▶ **Problem to work on**:
Write out each line exactly as it stands, please.

▶ **Supplied records**:

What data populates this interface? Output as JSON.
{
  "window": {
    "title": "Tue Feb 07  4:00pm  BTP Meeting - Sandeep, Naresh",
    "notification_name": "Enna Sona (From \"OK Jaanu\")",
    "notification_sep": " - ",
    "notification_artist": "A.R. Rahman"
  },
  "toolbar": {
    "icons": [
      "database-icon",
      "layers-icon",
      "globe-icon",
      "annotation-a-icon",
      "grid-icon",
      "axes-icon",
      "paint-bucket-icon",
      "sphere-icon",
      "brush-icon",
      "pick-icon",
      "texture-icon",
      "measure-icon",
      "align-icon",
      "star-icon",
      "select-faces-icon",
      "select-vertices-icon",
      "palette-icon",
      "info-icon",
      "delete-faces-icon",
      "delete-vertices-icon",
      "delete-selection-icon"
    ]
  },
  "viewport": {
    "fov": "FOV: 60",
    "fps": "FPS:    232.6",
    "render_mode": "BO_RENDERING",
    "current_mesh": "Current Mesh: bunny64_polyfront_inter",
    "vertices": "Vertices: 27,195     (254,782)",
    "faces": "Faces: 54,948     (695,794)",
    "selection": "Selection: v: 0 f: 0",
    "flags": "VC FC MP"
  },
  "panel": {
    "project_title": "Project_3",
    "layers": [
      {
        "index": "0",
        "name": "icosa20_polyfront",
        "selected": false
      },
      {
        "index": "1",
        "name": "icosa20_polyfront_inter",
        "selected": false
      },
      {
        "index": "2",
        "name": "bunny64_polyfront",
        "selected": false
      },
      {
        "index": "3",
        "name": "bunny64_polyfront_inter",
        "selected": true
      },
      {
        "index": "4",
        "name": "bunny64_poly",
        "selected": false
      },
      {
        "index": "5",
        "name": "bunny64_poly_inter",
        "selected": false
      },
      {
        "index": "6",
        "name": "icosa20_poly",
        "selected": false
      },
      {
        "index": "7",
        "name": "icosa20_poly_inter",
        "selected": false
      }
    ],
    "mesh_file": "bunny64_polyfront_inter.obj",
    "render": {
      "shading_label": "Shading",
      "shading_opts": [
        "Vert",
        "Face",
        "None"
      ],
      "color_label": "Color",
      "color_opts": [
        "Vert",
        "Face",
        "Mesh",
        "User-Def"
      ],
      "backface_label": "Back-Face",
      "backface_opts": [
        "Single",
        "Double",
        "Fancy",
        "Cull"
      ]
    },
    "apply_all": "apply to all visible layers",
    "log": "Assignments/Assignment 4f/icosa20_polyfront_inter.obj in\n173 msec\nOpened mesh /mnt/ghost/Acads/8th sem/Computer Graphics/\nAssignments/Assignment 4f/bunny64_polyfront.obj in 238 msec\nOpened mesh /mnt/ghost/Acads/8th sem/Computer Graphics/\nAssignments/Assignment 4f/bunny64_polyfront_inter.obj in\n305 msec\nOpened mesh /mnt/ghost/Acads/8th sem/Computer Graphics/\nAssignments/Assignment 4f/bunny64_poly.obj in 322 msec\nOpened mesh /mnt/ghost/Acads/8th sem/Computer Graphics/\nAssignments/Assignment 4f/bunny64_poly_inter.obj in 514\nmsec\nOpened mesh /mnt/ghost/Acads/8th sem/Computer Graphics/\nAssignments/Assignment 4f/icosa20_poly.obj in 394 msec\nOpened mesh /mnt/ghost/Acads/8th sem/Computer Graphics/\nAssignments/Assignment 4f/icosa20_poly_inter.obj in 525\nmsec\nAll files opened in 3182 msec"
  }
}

▶ **Task answer**:
What data populates this interface? Output as JSON.
{
  "window": {
    "title": "Tue Feb 07  4:00pm  BTP Meeting - Sandeep, Naresh",
    "notification_name": "Enna Sona (From \"OK Jaanu\")",
    "notification_sep": " - ",
    "notification_artist": "A.R. Rahman"
  },
  "toolbar": {
    "icons": [
      "database-icon",
      "layers-icon",
      "globe-icon",
      "annotation-a-icon",
      "grid-icon",
      "axes-icon",
      "paint-bucket-icon",
      "sphere-icon",
      "brush-icon",
      "pick-icon",
      "texture-icon",
      "measure-icon",
      "align-icon",
      "star-icon",
      "select-faces-icon",
      "select-vertices-icon",
      "palette-icon",
      "info-icon",
      "delete-faces-icon",
      "delete-vertices-icon",
      "delete-selection-icon"
    ]
  },
  "viewport": {
    "fov": "FOV: 60",
    "fps": "FPS:    232.6",
    "render_mode": "BO_RENDERING",
    "current_mesh": "Current Mesh: bunny64_polyfront_inter",
    "vertices": "Vertices: 27,195     (254,782)",
    "faces": "Faces: 54,948     (695,794)",
    "selection": "Selection: v: 0 f: 0",
    "flags": "VC FC MP"
  },
  "panel": {
    "project_title": "Project_3",
    "layers": [
      {
        "index": "0",
        "name": "icosa20_polyfront",
        "selected": false
      },
      {
        "index": "1",
        "name": "icosa20_polyfront_inter",
        "selected": false
      },
      {
        "index": "2",
        "name": "bunny64_polyfront",
        "selected": false
      },
      {
        "index": "3",
        "name": "bunny64_polyfront_inter",
        "selected": true
      },
      {
        "index": "4",
        "name": "bunny64_poly",
        "selected": false
      },
      {
        "index": "5",
        "name": "bunny64_poly_inter",
        "selected": false
      },
      {
        "index": "6",
        "name": "icosa20_poly",
        "selected": false
      },
      {
        "index": "7",
        "name": "icosa20_poly_inter",
        "selected": false
      }
    ],
    "mesh_file": "bunny64_polyfront_inter.obj",
    "render": {
      "shading_label": "Shading",
      "shading_opts": [
        "Vert",
        "Face",
        "None"
      ],
      "color_label": "Color",
      "color_opts": [
        "Vert",
        "Face",
        "Mesh",
        "User-Def"
      ],
      "backface_label": "Back-Face",
      "backface_opts": [
        "Single",
        "Double",
        "Fancy",
        "Cull"
      ]
    },
    "apply_all": "apply to all visible layers",
    "log": "Assignments/Assignment 4f/icosa20_polyfront_inter.obj in\n173 msec\nOpened mesh /mnt/ghost/Acads/8th sem/Computer Graphics/\nAssignments/Assignment 4f/bunny64_polyfront.obj in 238 msec\nOpened mesh /mnt/ghost/Acads/8th sem/Computer Graphics/\nAssignments/Assignment 4f/bunny64_polyfront_inter.obj in\n305 msec\nOpened mesh /mnt/ghost/Acads/8th sem/Computer Graphics/\nAssignments/Assignment 4f/bunny64_poly.obj in 322 msec\nOpened mesh /mnt/ghost/Acads/8th sem/Computer Graphics/\nAssignments/Assignment 4f/bunny64_poly_inter.obj in 514\nmsec\nOpened mesh /mnt/ghost/Acads/8th sem/Computer Graphics/\nAssignments/Assignment 4f/icosa20_poly.obj in 394 msec\nOpened mesh /mnt/ghost/Acads/8th sem/Computer Graphics/\nAssignments/Assignment 4f/icosa20_poly_inter.obj in 525\nmsec\nAll files opened in 3182 msec"
  }
}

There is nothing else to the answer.